#### [WORK TO BE COMPLETED]
Below are records; work out how many of their lines hold the string "计算机理论考试" and give that number alone.
** Start of AVAILABLE RECORDS **
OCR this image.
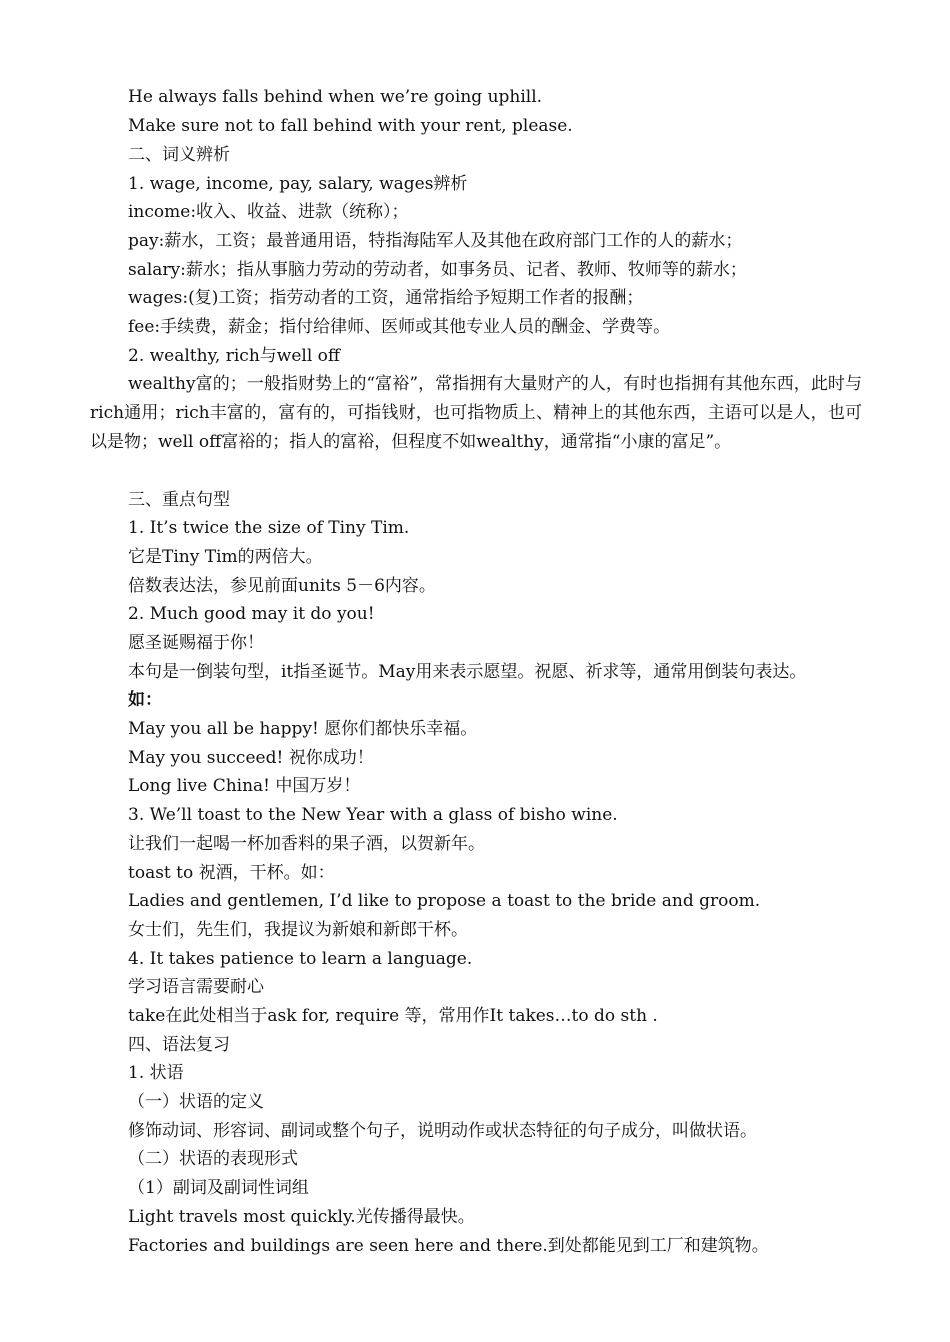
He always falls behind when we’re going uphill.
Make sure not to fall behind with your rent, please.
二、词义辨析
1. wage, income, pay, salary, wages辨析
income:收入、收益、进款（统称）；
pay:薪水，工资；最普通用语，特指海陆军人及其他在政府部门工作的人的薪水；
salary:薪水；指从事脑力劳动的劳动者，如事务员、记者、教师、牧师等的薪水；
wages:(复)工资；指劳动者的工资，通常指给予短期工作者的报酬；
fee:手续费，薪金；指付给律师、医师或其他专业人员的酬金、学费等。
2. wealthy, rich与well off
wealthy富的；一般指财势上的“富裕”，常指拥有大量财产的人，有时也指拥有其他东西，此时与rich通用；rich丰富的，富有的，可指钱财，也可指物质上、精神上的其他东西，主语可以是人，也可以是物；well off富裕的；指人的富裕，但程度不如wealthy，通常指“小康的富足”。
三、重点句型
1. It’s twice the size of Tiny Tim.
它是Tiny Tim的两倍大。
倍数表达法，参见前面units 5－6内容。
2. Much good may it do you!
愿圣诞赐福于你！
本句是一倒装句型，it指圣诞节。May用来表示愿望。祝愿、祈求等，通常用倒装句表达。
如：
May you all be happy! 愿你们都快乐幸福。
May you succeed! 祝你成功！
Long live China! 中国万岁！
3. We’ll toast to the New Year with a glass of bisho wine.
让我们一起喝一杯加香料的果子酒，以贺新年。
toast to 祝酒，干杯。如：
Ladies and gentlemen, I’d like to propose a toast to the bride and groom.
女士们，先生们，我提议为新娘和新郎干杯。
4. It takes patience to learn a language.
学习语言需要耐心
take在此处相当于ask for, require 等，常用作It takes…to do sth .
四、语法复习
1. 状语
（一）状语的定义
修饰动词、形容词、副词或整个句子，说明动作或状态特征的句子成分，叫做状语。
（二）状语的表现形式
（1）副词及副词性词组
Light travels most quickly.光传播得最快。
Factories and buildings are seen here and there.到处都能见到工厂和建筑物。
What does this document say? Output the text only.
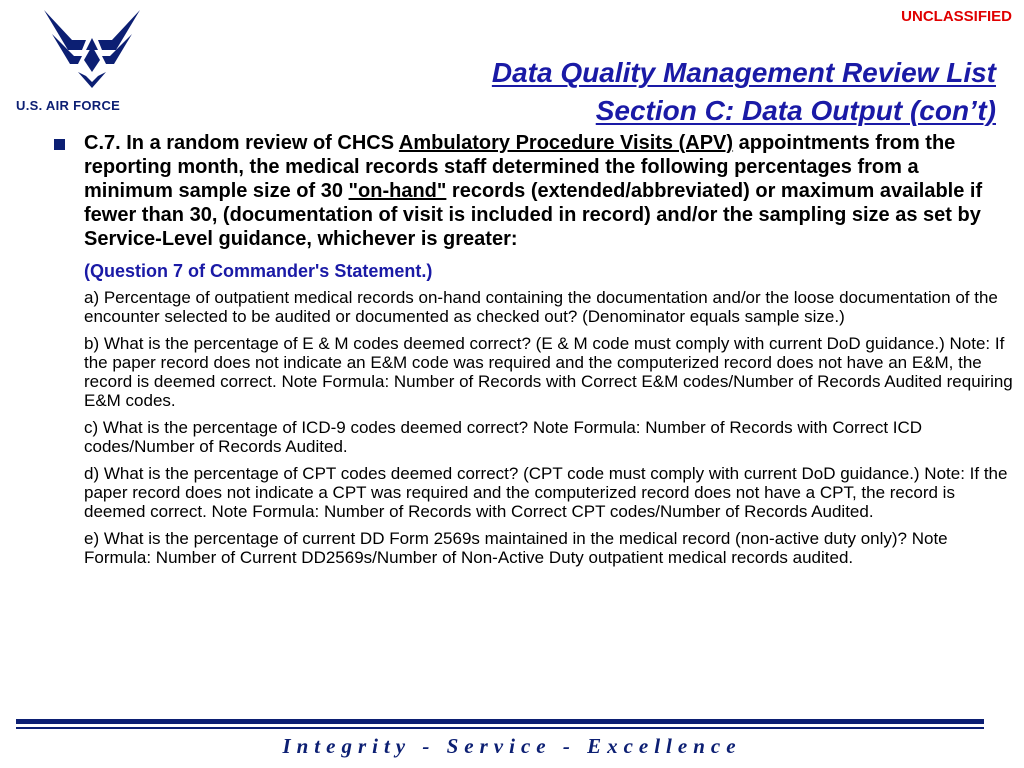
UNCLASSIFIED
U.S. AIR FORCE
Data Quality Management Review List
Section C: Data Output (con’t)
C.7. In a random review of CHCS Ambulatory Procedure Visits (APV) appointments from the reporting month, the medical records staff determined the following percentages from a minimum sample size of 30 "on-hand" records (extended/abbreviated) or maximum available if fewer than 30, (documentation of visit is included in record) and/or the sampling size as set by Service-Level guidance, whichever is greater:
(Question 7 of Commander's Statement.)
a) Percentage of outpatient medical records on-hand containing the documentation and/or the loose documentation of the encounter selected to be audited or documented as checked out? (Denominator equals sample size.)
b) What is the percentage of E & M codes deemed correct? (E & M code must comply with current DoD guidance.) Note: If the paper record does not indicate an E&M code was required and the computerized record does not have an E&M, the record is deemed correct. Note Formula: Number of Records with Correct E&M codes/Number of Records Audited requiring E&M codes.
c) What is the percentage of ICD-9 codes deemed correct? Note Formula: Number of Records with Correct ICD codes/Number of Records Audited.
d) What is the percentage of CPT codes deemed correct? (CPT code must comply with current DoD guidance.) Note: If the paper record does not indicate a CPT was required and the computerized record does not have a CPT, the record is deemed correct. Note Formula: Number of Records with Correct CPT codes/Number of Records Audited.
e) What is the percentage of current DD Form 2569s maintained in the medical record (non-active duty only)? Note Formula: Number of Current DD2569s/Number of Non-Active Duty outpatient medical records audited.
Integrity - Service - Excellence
** End of AVAILABLE RECORDS **
** Start of AVAILABLE RECORDS **
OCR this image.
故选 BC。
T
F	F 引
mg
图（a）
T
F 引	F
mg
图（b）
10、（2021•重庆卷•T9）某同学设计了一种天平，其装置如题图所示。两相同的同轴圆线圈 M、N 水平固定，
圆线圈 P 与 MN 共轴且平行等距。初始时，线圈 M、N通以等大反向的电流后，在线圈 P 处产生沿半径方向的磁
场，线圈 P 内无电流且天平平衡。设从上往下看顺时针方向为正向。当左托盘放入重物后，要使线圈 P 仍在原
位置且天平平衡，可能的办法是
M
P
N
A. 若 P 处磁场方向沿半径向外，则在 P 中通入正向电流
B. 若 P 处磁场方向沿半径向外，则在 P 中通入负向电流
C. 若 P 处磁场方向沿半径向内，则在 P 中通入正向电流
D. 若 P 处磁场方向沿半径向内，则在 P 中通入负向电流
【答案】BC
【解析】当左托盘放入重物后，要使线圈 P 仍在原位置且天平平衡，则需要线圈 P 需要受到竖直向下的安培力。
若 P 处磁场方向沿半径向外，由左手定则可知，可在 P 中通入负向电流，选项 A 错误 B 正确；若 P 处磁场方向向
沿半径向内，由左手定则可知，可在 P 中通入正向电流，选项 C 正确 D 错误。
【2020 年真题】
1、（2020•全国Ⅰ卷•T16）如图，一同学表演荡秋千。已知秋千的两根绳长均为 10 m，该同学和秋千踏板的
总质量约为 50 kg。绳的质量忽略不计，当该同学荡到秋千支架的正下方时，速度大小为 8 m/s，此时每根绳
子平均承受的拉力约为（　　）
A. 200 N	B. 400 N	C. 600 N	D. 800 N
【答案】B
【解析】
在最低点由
** End of AVAILABLE RECORDS **
** Start of AVAILABLE RECORDS **
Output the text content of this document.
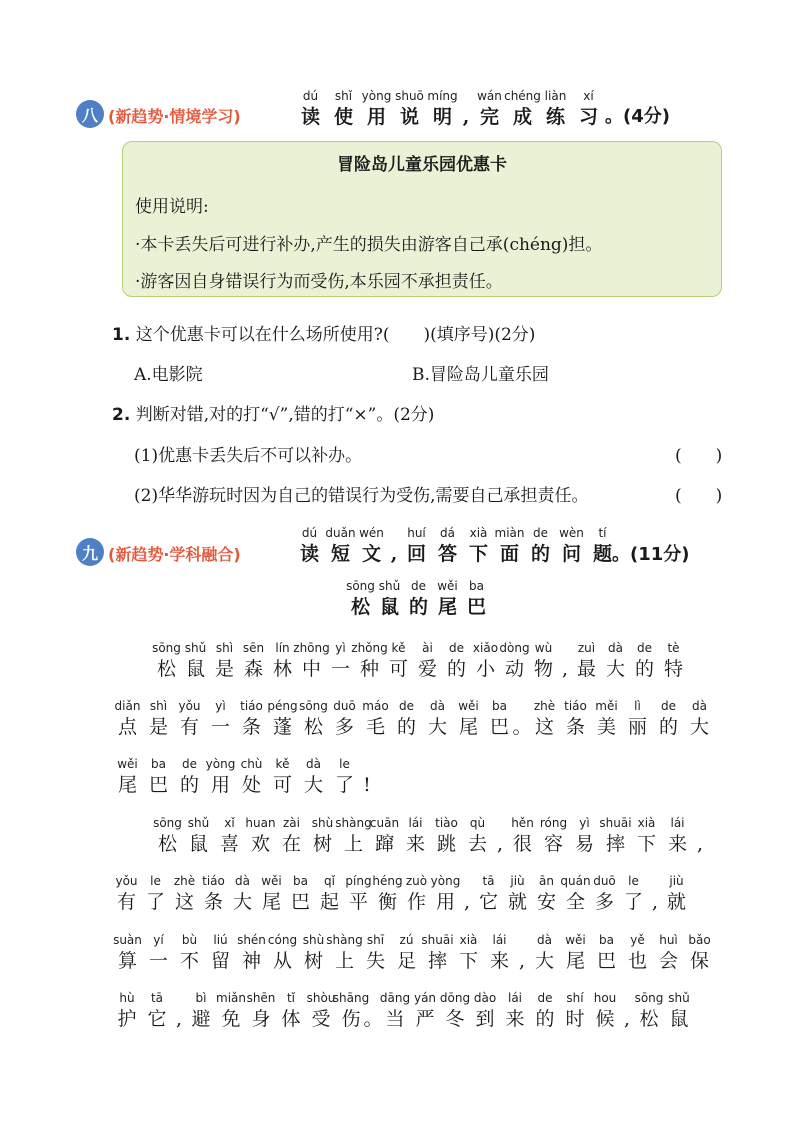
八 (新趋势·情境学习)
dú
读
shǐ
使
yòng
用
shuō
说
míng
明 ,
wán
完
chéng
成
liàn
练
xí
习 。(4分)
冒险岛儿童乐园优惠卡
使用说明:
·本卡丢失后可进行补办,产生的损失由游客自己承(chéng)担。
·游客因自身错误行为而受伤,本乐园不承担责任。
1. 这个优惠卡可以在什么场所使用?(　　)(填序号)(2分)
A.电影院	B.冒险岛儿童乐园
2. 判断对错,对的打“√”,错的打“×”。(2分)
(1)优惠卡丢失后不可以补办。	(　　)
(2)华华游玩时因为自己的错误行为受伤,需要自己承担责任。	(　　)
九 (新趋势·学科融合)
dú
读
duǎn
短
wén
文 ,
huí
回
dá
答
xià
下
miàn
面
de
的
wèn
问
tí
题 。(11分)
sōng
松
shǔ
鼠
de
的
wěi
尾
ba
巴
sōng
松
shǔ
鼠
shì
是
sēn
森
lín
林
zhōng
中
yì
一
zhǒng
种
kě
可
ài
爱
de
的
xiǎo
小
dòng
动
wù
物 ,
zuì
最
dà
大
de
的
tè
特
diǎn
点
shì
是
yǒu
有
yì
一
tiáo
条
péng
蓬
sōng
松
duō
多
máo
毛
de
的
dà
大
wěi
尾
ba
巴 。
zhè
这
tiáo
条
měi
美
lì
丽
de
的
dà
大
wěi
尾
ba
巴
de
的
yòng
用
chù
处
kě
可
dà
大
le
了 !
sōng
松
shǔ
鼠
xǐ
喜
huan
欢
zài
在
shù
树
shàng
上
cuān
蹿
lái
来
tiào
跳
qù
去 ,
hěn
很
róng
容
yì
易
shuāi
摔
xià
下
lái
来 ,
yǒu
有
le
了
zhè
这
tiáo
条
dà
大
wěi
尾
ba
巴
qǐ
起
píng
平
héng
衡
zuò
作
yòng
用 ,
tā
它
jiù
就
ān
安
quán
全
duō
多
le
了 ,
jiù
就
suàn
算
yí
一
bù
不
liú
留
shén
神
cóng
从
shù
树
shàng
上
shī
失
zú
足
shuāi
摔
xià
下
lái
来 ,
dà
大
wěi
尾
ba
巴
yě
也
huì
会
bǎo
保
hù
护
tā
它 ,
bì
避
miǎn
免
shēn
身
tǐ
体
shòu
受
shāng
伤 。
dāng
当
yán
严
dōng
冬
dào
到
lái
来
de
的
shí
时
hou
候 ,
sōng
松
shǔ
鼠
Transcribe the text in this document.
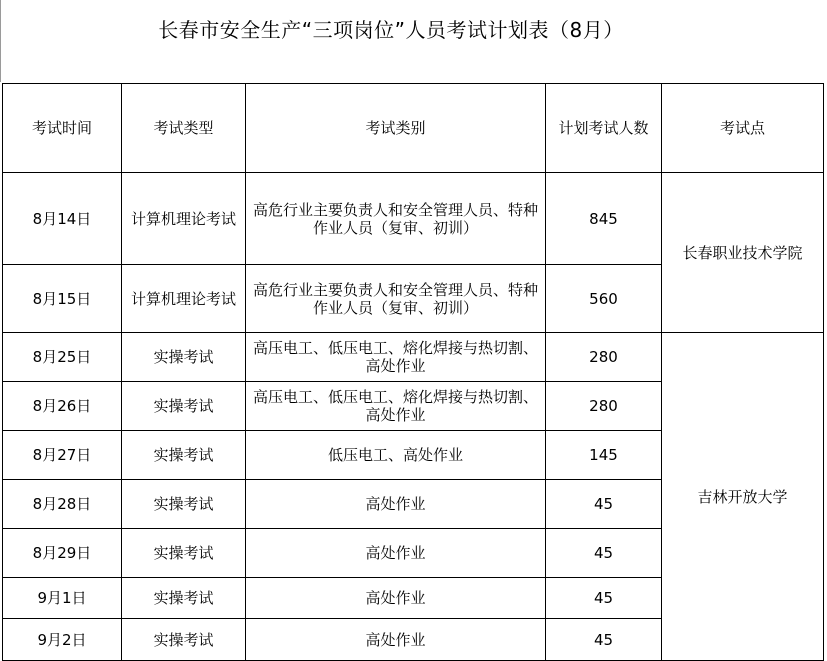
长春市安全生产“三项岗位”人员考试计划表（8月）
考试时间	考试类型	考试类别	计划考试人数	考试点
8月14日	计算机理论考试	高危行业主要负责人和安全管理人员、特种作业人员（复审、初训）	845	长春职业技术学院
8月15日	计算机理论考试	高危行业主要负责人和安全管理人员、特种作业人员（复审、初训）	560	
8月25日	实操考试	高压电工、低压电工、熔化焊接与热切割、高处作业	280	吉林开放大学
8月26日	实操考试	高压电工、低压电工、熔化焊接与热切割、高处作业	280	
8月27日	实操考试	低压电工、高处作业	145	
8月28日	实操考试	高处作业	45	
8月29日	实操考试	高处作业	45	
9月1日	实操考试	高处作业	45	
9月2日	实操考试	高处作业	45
** End of AVAILABLE RECORDS **
#### [RESULT OF THE TASK]
2